[start]

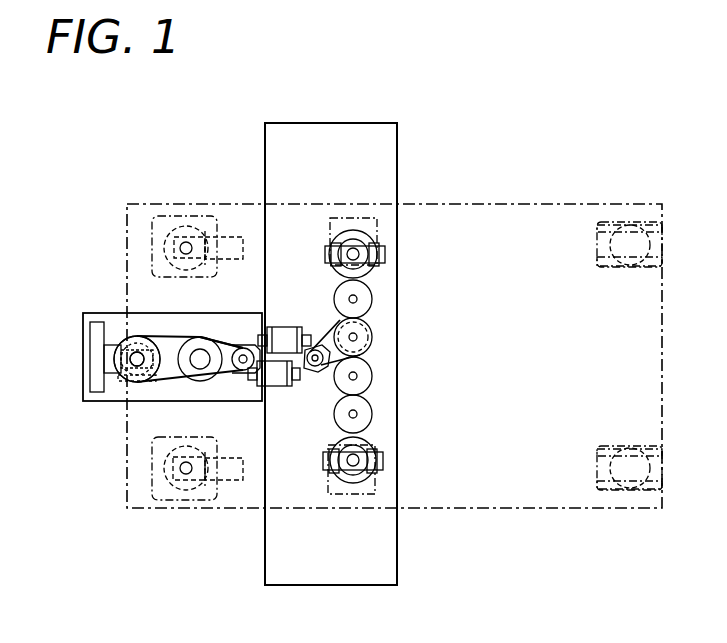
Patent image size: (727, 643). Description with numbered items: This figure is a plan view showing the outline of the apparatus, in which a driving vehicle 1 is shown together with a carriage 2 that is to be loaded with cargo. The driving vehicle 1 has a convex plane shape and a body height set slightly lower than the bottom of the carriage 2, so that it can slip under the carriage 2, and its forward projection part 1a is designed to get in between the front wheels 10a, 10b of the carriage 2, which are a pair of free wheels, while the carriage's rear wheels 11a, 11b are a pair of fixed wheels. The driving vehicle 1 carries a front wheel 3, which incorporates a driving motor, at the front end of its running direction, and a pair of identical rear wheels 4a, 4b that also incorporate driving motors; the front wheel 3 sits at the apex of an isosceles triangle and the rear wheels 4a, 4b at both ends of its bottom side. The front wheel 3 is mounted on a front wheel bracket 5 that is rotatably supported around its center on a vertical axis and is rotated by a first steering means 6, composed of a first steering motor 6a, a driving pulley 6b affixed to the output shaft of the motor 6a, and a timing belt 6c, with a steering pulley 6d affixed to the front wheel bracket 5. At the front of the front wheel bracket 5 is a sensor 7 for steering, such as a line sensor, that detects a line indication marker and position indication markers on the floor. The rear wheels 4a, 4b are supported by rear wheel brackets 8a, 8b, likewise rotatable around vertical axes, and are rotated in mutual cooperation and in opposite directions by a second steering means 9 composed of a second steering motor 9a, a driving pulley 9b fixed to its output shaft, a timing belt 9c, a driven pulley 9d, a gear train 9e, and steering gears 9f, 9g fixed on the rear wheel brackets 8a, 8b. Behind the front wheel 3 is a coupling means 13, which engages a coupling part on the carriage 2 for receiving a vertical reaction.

The driving vehicle 1 is at (400, 152).
The forward projection part 1a is at (84, 396).
The carriage 2 is at (475, 508).
The front wheel 3 is at (122, 340).
The rear wheel 4a is at (387, 255).
The rear wheel 4b is at (385, 460).
The front wheel bracket 5 is at (143, 342).
The first steering means 6 is at (170, 388).
The first steering motor 6a is at (262, 384).
The driving pulley 6b is at (234, 373).
The timing belt 6c is at (173, 382).
The steering pulley 6d is at (119, 378).
The sensor 7 is at (92, 337).
The rear wheel bracket 8a is at (362, 232).
The rear wheel bracket 8b is at (365, 446).
The second steering means 9 is at (375, 365).
The second steering motor 9a is at (281, 327).
The driving pulley 9b is at (314, 370).
The timing belt 9c is at (332, 336).
The driven pulley 9d is at (372, 330).
The gear train 9e is at (365, 300).
The steering gear 9f is at (372, 272).
The steering gear 9g is at (368, 478).
The front wheel 10a is at (210, 237).
The front wheel 10b is at (208, 480).
The rear wheel 11a is at (630, 240).
The rear wheel 11b is at (628, 470).
The coupling means 13 is at (205, 335).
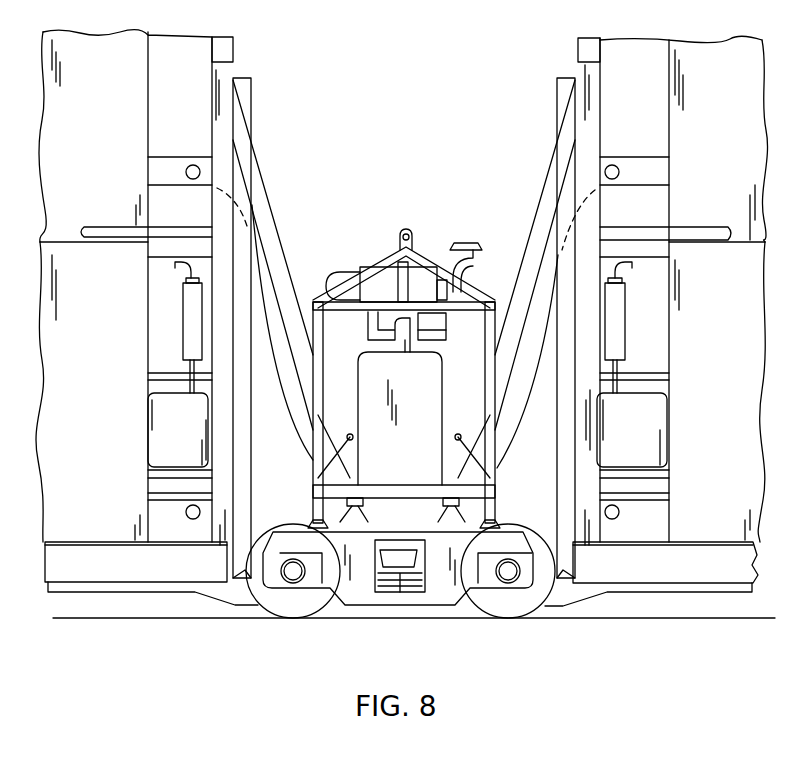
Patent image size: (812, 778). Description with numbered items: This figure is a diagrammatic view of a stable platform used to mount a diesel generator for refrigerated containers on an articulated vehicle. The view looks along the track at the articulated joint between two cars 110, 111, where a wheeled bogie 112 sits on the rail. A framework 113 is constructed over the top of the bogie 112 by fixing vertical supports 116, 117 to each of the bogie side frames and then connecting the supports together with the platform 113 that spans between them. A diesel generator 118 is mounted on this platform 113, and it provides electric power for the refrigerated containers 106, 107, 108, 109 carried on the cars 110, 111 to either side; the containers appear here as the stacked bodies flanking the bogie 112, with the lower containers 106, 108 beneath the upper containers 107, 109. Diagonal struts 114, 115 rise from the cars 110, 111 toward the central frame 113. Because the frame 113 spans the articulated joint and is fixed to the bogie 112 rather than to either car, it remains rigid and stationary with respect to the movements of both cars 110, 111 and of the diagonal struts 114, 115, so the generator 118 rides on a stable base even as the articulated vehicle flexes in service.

The refrigerated container 106 is at (108, 463).
The refrigerated container 107 is at (110, 110).
The refrigerated container 108 is at (722, 465).
The refrigerated container 109 is at (732, 112).
The car 110 is at (658, 586).
The car 111 is at (112, 583).
The bogie 112 is at (368, 619).
The framework 113 is at (391, 484).
The diagonal strut 114 is at (277, 232).
The diagonal strut 115 is at (535, 222).
The vertical support 116 is at (313, 466).
The vertical support 117 is at (496, 470).
The diesel generator 118 is at (371, 362).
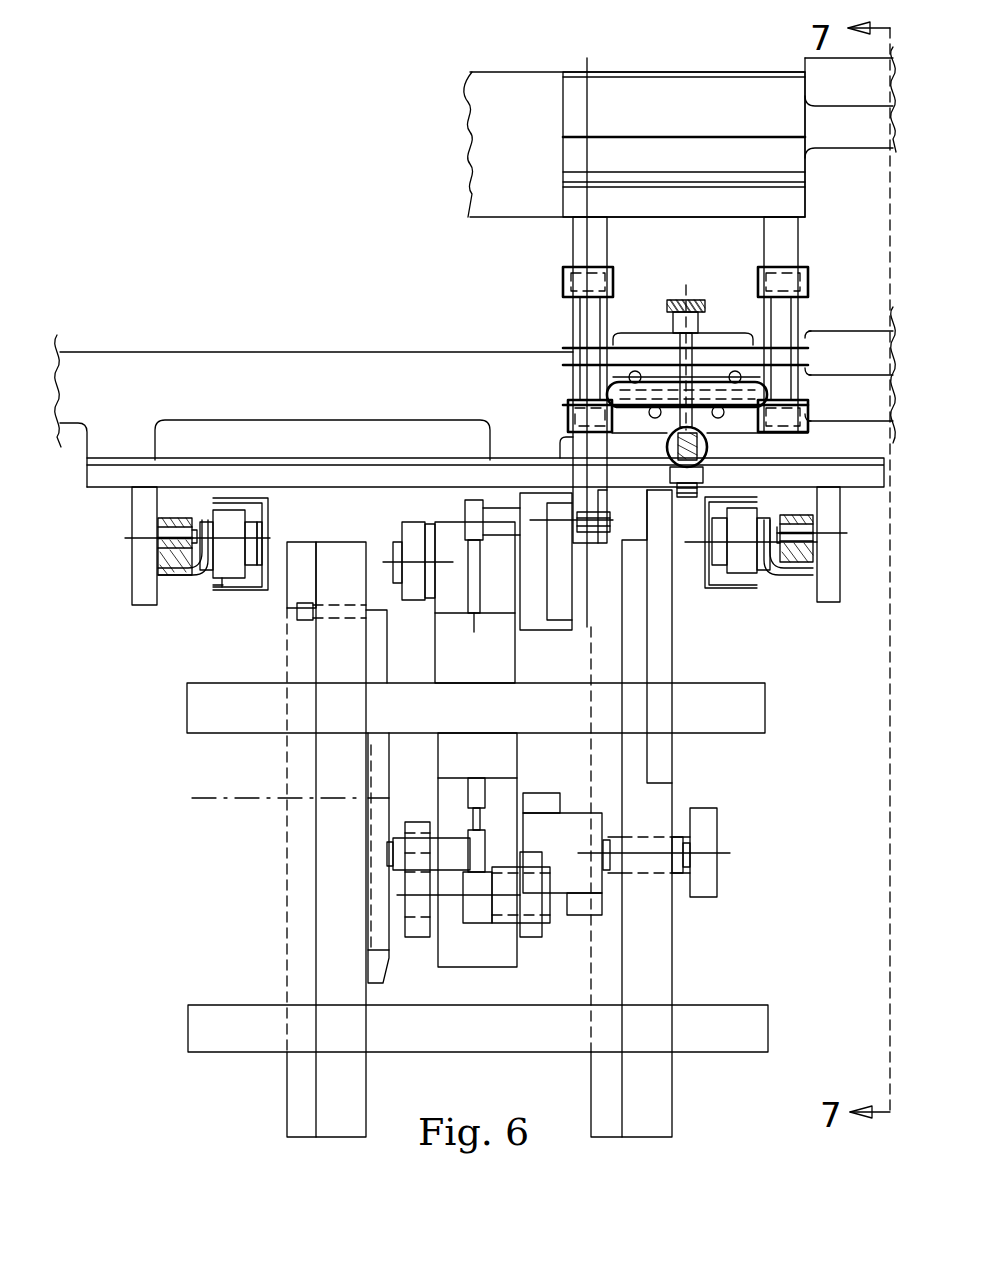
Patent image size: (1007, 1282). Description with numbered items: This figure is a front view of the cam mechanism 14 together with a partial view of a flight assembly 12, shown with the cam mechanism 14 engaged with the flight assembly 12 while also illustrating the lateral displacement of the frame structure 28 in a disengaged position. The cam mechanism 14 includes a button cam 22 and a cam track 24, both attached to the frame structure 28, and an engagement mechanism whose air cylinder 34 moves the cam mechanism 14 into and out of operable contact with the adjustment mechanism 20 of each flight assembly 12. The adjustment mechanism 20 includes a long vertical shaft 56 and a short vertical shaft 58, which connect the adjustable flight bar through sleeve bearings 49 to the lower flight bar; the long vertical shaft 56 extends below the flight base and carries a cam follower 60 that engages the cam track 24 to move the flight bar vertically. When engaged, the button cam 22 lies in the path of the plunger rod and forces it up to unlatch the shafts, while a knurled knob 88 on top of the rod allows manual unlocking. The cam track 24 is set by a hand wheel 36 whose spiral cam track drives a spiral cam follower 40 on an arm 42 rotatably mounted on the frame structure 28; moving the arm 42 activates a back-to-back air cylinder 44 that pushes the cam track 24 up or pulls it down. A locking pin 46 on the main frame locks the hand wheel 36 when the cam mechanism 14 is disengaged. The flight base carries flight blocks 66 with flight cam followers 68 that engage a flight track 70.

[end]

GOAL OF THE EXERCISE - Convert every line of the records above into a Markdown table with the columns Number and Text. Number the rows in order, skip blank lines, and leave the pictures out.

TASK SOLUTION -
| Number | Text |
|---|---|
| 1 | Patent image size: (727, 643). Description with numbered items: This figure is a plan view showing the outline of the apparatus, in which a driving vehicle 1 is shown together with a carriage 2 that is to be loaded with cargo. The driving vehicle 1 has a convex plane shape and a body height set slightly lower than the bottom of the carriage 2, so that it can slip under the carriage 2, and its forward projection part 1a is designed to get in between the front wheels 10a, 10b of the carriage 2, which are a pair of free wheels, while the carriage's rear wheels 11a, 11b are a pair of fixed wheels. The driving vehicle 1 carries a front wheel 3, which incorporates a driving motor, at the front end of its running direction, and a pair of identical rear wheels 4a, 4b that also incorporate driving motors; the front wheel 3 sits at the apex of an isosceles triangle and the rear wheels 4a, 4b at both ends of its bottom side. The front wheel 3 is mounted on a front wheel bracket 5 that is rotatably supported around its center on a vertical axis and is rotated by a first steering means 6, composed of a first steering motor 6a, a driving pulley 6b affixed to the output shaft of the motor 6a, and a timing belt 6c, with a steering pulley 6d affixed to the front wheel bracket 5. At the front of the front wheel bracket 5 is a sensor 7 for steering, such as a line sensor, that detects a line indication marker and position indication markers on the floor. The rear wheels 4a, 4b are supported by rear wheel brackets 8a, 8b, likewise rotatable around vertical axes, and are rotated in mutual cooperation and in opposite directions by a second steering means 9 composed of a second steering motor 9a, a driving pulley 9b fixed to its output shaft, a timing belt 9c, a driven pulley 9d, a gear train 9e, and steering gears 9f, 9g fixed on the rear wheel brackets 8a, 8b. Behind the front wheel 3 is a coupling means 13, which engages a coupling part on the carriage 2 for receiving a vertical reaction. |
| 2 | The driving vehicle 1 is at (400, 152). |
| 3 | The forward projection part 1a is at (84, 396). |
| 4 | The carriage 2 is at (475, 508). |
| 5 | The front wheel 3 is at (122, 340). |
| 6 | The rear wheel 4a is at (387, 255). |
| 7 | The rear wheel 4b is at (385, 460). |
| 8 | The front wheel bracket 5 is at (143, 342). |
| 9 | The first steering means 6 is at (170, 388). |
| 10 | The first steering motor 6a is at (262, 384). |
| 11 | The driving pulley 6b is at (234, 373). |
| 12 | The timing belt 6c is at (173, 382). |
| 13 | The steering pulley 6d is at (119, 378). |
| 14 | The sensor 7 is at (92, 337). |
| 15 | The rear wheel bracket 8a is at (362, 232). |
| 16 | The rear wheel bracket 8b is at (365, 446). |
| 17 | The second steering means 9 is at (375, 365). |
| 18 | The second steering motor 9a is at (281, 327). |
| 19 | The driving pulley 9b is at (314, 370). |
| 20 | The timing belt 9c is at (332, 336). |
| 21 | The driven pulley 9d is at (372, 330). |
| 22 | The gear train 9e is at (365, 300). |
| 23 | The steering gear 9f is at (372, 272). |
| 24 | The steering gear 9g is at (368, 478). |
| 25 | The front wheel 10a is at (210, 237). |
| 26 | The front wheel 10b is at (208, 480). |
| 27 | The rear wheel 11a is at (630, 240). |
| 28 | The rear wheel 11b is at (628, 470). |
| 29 | The coupling means 13 is at (205, 335). |
| 30 | Patent image size: (812, 778). Description with numbered items: This figure is a diagrammatic view of a stable platform used to mount a diesel generator for refrigerated containers on an articulated vehicle. The view looks along the track at the articulated joint between two cars 110, 111, where a wheeled bogie 112 sits on the rail. A framework 113 is constructed over the top of the bogie 112 by fixing vertical supports 116, 117 to each of the bogie side frames and then connecting the supports together with the platform 113 that spans between them. A diesel generator 118 is mounted on this platform 113, and it provides electric power for the refrigerated containers 106, 107, 108, 109 carried on the cars 110, 111 to either side; the containers appear here as the stacked bodies flanking the bogie 112, with the lower containers 106, 108 beneath the upper containers 107, 109. Diagonal struts 114, 115 rise from the cars 110, 111 toward the central frame 113. Because the frame 113 spans the articulated joint and is fixed to the bogie 112 rather than to either car, it remains rigid and stationary with respect to the movements of both cars 110, 111 and of the diagonal struts 114, 115, so the generator 118 rides on a stable base even as the articulated vehicle flexes in service. |
| 31 | The refrigerated container 106 is at (108, 463). |
| 32 | The refrigerated container 107 is at (110, 110). |
| 33 | The refrigerated container 108 is at (722, 465). |
| 34 | The refrigerated container 109 is at (732, 112). |
| 35 | The car 110 is at (658, 586). |
| 36 | The car 111 is at (112, 583). |
| 37 | The bogie 112 is at (368, 619). |
| 38 | The framework 113 is at (391, 484). |
| 39 | The diagonal strut 114 is at (277, 232). |
| 40 | The diagonal strut 115 is at (535, 222). |
| 41 | The vertical support 116 is at (313, 466). |
| 42 | The vertical support 117 is at (496, 470). |
| 43 | The diesel generator 118 is at (371, 362). |
| 44 | Patent image size: (1007, 1282). Description with numbered items: This figure is a front view of the cam mechanism 14 together with a partial view of a flight assembly 12, shown with the cam mechanism 14 engaged with the flight assembly 12 while also illustrating the lateral displacement of the frame structure 28 in a disengaged position. The cam mechanism 14 includes a button cam 22 and a cam track 24, both attached to the frame structure 28, and an engagement mechanism whose air cylinder 34 moves the cam mechanism 14 into and out of operable contact with the adjustment mechanism 20 of each flight assembly 12. The adjustment mechanism 20 includes a long vertical shaft 56 and a short vertical shaft 58, which connect the adjustable flight bar through sleeve bearings 49 to the lower flight bar; the long vertical shaft 56 extends below the flight base and carries a cam follower 60 that engages the cam track 24 to move the flight bar vertically. When engaged, the button cam 22 lies in the path of the plunger rod and forces it up to unlatch the shafts, while a knurled knob 88 on top of the rod allows manual unlocking. The cam track 24 is set by a hand wheel 36 whose spiral cam track drives a spiral cam follower 40 on an arm 42 rotatably mounted on the frame structure 28; moving the arm 42 activates a back-to-back air cylinder 44 that pushes the cam track 24 up or pulls it down. A locking pin 46 on the main frame locks the hand wheel 36 when the cam mechanism 14 is disengaged. The flight base carries flight blocks 66 with flight cam followers 68 that engage a flight track 70. |